This surreal scene is the centerpiece of a concert poster made by Landland, a Chicago-based graphic design studio and screenprinting shop fueled by the imagination of artists Dan Black and Jessica Seamans. Together, the duo creates tangible mementos that concertgoers (or attendees of the annual Flatstock poster fair at the Pitchfork Music Festival) can take home, each painstakingly printed, one layer of ink at a time.

“For years we were doing this stuff out of apartments, basements and sheds,” says Seamans, a lifelong drawer, adept at fanciful layouts. Her collaborator Black grew up in Minneapolis making DIY punk flyers on Xerox machines and specializes in detailed renderings of deserted architectural elements. “I’ll sometimes sketch something out and then Jes will finish the drawing, which is really surreal to see happening,” Black says. Yes, these two can finish each other’s… sketches.

Years after meeting in a studio at the Minneapolis College of Art and Design, Black and Seamans began working together in 2007, producing prints for local bands in Minneapolis. “Band posters were a way of tricking myself into producing stuff,” Seamans says. “I felt insecure with the idea of myself as an artist. I felt like I didn’t have anything to say.” The studio’s work caught the eye of then-rising indie bands Bon Iver and Arcade Fire, who each commissioned posters, leading other acts to follow suit.

By the time Black moved to Chicago in 2013, Landland was creating concert posters for the likes of Phish and the Black Keys. On a typical day, Black and Seamans are designing or printing, a meticulous process that frequently means long workdays. Sometimes Black personally delivers posters; he’s driven as far as Philadelphia and Colorado to drop off prints on the day of a show in a pinch.
· · ·
=== STATED PROBLEM 1 ===
Answer these questions from the text about Landland:
(a) In which city did Black grow up making DIY punk flyers?
(b) In what year did Black and Seamans begin working together?
(c) Which two indie bands each commissioned posters from the studio?
=== STATED PROBLEM 2 ===
Please output the rows unchanged, from the first row through the line with "point [221,390,235,404]", both ends included.
The rows that come next have no connection to the text about Landland.
· · ·
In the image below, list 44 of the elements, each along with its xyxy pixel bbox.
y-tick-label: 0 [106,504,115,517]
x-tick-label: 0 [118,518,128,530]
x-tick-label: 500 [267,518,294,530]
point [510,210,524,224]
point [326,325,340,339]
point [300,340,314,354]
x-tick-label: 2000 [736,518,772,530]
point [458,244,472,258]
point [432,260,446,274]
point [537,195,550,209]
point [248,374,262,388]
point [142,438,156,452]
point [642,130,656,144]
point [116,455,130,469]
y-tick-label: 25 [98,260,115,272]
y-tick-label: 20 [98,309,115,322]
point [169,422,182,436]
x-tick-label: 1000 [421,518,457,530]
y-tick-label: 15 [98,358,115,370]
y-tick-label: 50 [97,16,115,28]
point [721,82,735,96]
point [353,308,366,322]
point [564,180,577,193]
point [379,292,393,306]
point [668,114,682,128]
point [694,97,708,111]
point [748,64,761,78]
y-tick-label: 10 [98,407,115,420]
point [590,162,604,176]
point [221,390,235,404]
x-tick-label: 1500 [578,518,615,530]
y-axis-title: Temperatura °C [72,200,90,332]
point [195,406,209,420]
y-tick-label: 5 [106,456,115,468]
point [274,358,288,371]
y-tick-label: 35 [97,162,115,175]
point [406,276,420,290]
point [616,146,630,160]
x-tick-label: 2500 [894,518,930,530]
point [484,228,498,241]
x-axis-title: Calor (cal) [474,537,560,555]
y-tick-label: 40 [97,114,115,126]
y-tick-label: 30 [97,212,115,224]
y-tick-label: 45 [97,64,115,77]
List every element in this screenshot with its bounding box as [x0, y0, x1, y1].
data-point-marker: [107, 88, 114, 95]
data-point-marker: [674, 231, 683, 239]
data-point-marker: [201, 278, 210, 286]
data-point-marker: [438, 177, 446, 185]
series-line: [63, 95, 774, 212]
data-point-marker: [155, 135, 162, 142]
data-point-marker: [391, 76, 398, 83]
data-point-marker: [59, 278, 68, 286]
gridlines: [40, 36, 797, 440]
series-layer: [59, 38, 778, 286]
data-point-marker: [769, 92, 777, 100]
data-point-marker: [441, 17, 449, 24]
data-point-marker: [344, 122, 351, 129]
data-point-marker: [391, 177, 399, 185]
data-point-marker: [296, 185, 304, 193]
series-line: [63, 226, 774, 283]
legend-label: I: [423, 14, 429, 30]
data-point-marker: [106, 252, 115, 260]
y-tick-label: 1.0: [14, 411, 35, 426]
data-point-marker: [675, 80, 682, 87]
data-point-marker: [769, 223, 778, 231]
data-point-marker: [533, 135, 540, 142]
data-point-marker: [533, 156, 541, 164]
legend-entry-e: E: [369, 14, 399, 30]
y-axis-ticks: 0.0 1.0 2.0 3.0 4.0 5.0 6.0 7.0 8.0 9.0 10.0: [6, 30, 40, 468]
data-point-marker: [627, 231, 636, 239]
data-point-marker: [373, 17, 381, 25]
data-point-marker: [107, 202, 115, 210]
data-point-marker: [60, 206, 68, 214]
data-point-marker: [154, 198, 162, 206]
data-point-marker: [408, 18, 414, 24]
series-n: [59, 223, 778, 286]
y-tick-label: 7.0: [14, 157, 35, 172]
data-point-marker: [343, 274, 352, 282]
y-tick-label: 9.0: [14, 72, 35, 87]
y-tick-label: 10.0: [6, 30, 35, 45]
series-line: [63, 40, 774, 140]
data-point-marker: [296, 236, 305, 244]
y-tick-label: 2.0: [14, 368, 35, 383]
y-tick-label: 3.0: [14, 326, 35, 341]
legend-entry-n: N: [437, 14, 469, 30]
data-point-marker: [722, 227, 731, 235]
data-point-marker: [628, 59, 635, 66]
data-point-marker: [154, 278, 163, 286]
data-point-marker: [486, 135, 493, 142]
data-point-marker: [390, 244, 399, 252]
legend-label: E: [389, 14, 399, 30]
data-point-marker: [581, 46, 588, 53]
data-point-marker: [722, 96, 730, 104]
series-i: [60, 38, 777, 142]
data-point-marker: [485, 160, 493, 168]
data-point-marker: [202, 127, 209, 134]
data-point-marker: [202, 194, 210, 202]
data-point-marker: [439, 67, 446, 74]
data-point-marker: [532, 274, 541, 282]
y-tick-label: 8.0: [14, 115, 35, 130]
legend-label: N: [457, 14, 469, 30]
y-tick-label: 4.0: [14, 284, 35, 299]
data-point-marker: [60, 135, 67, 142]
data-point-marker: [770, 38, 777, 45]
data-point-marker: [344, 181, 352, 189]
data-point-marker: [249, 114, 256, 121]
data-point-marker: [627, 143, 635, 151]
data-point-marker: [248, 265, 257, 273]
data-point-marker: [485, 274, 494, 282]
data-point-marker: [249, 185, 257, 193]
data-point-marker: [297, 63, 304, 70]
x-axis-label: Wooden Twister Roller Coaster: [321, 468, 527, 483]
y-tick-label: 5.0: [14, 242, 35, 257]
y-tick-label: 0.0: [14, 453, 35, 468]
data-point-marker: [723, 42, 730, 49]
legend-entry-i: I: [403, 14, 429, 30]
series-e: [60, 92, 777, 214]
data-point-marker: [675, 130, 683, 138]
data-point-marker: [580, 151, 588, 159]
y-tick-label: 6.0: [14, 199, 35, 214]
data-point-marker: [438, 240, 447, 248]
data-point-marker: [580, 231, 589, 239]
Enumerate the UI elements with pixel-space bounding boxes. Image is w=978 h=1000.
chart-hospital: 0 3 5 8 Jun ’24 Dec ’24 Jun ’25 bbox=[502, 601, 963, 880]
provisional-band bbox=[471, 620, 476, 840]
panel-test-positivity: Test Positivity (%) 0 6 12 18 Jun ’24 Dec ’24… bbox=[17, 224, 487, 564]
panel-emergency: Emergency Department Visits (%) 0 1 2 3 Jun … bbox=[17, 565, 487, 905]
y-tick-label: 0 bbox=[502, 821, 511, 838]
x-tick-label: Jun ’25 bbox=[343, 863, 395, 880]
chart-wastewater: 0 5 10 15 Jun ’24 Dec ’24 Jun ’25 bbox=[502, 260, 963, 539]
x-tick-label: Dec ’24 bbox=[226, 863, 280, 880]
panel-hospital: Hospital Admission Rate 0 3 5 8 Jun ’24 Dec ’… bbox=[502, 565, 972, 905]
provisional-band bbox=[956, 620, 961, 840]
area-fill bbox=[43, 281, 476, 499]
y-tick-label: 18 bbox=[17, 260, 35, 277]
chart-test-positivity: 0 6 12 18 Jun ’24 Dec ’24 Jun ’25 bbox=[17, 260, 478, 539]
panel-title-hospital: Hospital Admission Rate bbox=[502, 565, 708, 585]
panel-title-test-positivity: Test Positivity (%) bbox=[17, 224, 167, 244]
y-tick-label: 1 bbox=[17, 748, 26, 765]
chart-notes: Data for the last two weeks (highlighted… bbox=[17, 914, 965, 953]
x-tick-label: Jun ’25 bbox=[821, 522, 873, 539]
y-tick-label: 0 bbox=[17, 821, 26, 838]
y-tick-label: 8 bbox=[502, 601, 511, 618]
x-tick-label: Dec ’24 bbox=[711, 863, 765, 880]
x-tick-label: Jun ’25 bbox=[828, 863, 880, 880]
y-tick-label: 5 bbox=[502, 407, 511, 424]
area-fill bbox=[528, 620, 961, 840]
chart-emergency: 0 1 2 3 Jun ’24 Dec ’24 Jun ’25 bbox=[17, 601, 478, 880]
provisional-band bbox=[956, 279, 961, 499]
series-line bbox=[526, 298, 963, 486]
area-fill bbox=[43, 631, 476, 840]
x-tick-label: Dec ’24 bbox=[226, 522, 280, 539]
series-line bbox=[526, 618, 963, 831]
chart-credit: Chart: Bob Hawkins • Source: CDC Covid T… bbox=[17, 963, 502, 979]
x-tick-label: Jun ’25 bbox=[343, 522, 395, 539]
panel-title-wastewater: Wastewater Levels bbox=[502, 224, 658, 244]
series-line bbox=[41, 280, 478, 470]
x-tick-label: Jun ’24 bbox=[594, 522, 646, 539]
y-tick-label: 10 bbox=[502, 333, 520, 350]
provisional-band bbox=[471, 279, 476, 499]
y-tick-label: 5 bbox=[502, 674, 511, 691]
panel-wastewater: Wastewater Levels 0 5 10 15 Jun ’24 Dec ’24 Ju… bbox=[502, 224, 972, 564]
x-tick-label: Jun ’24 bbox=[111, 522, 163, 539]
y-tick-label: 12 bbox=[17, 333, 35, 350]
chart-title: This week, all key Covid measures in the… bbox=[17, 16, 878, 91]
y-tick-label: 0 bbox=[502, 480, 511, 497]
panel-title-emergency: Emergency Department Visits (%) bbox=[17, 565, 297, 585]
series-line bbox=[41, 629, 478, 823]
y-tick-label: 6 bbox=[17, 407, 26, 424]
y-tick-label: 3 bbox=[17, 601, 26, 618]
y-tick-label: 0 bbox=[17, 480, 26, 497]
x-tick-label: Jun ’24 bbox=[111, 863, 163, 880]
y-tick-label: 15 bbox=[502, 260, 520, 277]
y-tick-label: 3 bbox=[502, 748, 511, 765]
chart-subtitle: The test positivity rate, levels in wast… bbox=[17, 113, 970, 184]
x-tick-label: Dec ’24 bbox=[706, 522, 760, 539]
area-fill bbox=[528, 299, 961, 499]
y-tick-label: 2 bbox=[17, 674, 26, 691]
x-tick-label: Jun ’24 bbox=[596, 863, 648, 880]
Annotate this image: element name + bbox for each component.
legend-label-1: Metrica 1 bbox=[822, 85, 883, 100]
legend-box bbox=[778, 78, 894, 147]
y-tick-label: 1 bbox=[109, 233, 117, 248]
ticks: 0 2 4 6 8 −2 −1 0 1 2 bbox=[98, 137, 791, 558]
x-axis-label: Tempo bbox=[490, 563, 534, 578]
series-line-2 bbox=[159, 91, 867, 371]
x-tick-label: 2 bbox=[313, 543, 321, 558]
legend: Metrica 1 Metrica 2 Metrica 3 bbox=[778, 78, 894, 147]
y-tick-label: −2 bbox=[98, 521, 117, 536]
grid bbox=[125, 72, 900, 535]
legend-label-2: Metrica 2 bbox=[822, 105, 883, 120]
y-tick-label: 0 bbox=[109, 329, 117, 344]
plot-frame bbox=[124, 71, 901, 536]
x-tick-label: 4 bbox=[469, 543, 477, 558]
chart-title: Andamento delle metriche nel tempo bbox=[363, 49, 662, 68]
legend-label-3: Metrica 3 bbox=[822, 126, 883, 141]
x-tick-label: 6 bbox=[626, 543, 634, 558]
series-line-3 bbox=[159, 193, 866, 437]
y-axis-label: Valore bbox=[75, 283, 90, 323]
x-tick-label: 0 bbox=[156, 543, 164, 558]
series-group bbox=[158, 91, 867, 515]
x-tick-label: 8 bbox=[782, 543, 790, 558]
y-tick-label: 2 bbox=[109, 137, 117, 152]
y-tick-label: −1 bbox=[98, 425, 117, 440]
· · ·
=== FULL SOLUTION 1 ===
(a) Minneapolis
(b) 2007
(c) Bon Iver and Arcade Fire

=== FULL SOLUTION 2 ===
In the image below, list 44 of the elements, each along with its xyxy pixel bbox.
y-tick-label: 0 [106,504,115,517]
x-tick-label: 0 [118,518,128,530]
x-tick-label: 500 [267,518,294,530]
point [510,210,524,224]
point [326,325,340,339]
point [300,340,314,354]
x-tick-label: 2000 [736,518,772,530]
point [458,244,472,258]
point [432,260,446,274]
point [537,195,550,209]
point [248,374,262,388]
point [142,438,156,452]
point [642,130,656,144]
point [116,455,130,469]
y-tick-label: 25 [98,260,115,272]
y-tick-label: 20 [98,309,115,322]
point [169,422,182,436]
x-tick-label: 1000 [421,518,457,530]
y-tick-label: 15 [98,358,115,370]
y-tick-label: 50 [97,16,115,28]
point [721,82,735,96]
point [353,308,366,322]
point [564,180,577,193]
point [379,292,393,306]
point [668,114,682,128]
point [694,97,708,111]
point [748,64,761,78]
y-tick-label: 10 [98,407,115,420]
point [590,162,604,176]
point [221,390,235,404]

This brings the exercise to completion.